*STATED EXERCISE*
Find the lines containing the word "inside" and copy every one of them.

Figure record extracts
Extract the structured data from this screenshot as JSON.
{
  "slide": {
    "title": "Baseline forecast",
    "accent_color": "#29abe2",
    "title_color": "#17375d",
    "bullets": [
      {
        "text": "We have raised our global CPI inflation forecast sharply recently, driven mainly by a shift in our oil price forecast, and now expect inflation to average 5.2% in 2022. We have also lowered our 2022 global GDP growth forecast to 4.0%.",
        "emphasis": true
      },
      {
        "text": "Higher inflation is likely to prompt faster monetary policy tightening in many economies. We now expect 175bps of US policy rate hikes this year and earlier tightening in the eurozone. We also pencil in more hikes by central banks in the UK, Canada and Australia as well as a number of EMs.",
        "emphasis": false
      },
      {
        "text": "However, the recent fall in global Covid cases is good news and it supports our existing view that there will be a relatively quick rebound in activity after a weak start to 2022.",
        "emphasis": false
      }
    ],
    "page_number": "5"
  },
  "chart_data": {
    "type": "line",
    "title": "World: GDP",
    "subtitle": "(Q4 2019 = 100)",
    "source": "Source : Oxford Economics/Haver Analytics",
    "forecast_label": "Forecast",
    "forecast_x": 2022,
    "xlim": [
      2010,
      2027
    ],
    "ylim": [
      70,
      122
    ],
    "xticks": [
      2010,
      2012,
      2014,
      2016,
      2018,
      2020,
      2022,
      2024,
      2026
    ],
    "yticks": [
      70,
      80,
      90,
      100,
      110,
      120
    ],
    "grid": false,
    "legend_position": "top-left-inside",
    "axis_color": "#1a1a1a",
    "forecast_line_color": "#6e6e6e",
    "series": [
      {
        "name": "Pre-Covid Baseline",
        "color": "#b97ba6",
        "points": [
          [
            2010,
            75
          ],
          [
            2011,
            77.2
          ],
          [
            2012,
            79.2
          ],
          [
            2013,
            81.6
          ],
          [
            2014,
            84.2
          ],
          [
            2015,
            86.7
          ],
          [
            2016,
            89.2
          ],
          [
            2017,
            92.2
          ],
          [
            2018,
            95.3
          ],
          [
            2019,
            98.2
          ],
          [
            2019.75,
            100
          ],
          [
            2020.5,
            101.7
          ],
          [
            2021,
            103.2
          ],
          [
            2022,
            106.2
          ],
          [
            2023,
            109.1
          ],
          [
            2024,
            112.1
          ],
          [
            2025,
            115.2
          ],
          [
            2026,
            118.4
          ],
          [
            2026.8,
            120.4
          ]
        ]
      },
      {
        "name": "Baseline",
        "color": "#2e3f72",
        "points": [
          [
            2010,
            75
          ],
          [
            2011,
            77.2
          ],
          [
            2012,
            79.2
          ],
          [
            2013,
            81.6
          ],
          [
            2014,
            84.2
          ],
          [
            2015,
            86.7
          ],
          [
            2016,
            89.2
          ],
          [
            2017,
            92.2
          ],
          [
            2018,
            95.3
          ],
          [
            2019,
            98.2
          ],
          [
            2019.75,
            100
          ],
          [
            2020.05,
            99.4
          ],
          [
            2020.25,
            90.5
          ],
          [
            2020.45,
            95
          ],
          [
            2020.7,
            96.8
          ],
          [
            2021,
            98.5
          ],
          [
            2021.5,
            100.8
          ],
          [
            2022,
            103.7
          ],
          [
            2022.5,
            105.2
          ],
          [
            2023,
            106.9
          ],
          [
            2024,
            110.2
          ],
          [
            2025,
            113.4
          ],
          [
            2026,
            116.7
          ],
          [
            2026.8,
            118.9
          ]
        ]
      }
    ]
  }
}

--

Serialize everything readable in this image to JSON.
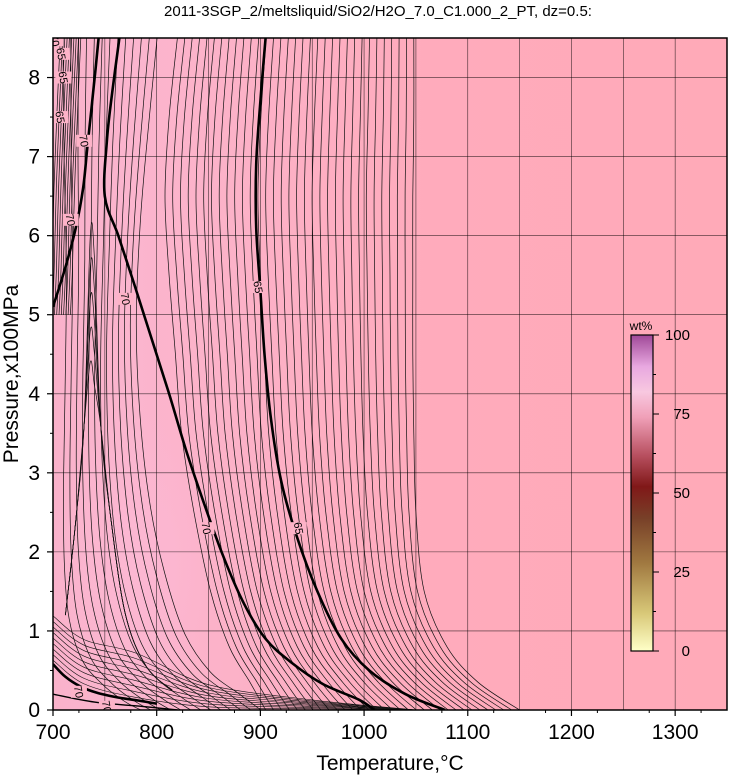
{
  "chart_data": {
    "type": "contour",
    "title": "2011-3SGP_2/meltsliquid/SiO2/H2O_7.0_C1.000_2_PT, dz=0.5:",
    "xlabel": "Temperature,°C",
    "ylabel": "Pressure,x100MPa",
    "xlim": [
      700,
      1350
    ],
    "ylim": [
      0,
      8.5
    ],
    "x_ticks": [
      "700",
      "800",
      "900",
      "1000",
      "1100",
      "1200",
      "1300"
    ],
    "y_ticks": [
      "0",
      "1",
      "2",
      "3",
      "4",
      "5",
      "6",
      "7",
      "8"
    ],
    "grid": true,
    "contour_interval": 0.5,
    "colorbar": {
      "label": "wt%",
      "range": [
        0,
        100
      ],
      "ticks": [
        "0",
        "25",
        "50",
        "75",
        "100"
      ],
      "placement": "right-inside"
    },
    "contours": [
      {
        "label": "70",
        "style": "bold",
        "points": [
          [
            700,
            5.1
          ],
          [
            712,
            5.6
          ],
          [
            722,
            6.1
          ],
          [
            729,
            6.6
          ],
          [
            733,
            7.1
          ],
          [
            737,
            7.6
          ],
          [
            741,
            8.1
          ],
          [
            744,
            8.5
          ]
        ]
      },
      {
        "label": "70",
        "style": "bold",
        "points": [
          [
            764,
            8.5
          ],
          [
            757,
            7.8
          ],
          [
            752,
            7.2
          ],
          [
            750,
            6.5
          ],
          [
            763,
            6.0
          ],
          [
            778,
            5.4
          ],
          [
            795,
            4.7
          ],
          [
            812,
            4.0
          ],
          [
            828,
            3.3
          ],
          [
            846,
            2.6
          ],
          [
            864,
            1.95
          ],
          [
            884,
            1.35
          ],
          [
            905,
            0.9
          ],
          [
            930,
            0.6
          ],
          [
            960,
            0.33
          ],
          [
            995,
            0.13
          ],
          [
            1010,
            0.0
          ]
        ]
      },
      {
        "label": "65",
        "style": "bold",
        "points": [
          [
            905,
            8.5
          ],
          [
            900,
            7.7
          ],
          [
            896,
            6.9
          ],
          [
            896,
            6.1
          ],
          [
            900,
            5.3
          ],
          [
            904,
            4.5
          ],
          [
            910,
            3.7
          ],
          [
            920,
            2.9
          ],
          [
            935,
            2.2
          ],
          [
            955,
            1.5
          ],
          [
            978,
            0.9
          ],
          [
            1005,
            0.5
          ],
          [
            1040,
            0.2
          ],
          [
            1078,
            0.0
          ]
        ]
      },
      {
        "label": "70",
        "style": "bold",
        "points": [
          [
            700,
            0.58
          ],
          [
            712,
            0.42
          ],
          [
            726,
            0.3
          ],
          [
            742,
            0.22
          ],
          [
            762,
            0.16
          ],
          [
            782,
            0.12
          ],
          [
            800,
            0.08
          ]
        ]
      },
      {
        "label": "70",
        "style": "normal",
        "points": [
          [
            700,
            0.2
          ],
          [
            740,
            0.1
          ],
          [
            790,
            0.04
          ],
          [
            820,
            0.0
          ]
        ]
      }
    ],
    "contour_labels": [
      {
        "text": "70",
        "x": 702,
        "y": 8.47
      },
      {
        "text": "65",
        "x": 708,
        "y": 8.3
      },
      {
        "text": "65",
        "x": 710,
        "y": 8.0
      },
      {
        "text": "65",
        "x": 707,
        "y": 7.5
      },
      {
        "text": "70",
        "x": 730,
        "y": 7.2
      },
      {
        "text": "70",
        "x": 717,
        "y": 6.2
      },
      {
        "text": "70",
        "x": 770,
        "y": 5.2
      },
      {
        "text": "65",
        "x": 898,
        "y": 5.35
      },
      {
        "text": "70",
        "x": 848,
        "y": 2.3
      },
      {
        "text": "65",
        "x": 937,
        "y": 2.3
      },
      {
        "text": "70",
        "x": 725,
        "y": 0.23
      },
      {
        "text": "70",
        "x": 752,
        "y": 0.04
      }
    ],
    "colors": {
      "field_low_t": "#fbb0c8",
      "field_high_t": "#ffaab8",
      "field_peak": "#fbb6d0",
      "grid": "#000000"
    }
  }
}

...

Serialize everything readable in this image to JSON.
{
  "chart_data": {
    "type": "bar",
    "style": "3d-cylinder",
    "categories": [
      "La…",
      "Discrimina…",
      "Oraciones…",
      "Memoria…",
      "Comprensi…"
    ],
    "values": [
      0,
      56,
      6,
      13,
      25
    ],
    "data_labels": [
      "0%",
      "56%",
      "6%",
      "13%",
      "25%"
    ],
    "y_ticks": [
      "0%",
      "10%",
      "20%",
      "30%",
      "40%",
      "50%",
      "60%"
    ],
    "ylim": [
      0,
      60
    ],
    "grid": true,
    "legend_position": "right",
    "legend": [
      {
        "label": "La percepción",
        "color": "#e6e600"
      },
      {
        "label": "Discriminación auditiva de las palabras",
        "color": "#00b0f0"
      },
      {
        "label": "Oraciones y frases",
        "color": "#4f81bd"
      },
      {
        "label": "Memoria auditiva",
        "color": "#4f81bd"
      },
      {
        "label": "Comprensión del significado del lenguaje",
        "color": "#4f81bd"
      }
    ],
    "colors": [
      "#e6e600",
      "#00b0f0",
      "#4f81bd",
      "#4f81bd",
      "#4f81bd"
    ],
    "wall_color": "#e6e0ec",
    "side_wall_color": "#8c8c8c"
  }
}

*RESPONSE*
    "legend_position": "top-left-inside",
      "placement": "right-inside"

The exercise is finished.